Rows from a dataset
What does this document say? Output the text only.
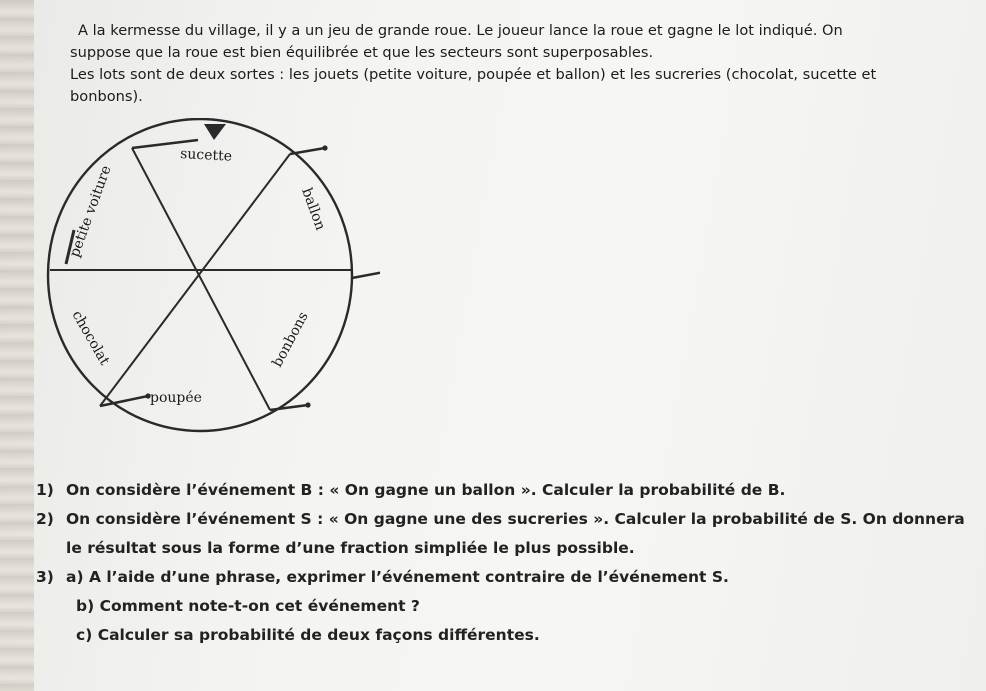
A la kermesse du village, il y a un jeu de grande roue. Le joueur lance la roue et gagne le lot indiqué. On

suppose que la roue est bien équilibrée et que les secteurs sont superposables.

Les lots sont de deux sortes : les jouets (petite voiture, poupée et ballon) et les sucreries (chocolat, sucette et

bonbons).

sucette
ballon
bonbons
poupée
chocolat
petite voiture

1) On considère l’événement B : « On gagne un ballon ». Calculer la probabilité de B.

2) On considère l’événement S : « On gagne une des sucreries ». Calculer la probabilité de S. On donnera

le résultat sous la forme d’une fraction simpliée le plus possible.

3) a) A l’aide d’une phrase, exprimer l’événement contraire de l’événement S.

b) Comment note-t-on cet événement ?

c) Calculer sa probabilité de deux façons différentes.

...

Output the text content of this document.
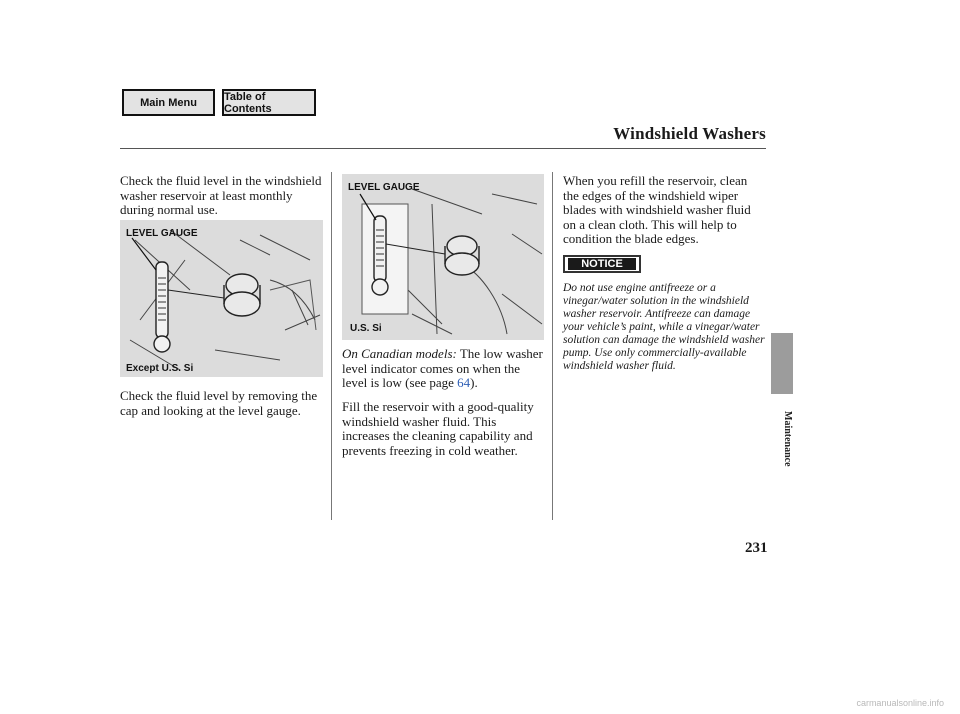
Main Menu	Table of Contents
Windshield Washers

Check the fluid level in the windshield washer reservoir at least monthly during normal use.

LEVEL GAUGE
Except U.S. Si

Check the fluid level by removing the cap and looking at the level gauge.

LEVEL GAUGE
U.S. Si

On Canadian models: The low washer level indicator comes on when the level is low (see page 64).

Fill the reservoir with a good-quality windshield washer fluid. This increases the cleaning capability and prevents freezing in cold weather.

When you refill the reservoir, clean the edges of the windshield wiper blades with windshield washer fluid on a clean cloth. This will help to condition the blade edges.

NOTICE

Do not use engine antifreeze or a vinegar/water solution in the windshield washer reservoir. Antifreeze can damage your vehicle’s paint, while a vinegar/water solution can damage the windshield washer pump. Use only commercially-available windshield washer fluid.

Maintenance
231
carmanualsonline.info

» WHAT YOU WILL DO:
Search the data above for the word "text", then gather each line in which it appears.

» SOLUTION FOR THIS TASK:
What does this document say? Output the text only.
Output the text content of this document.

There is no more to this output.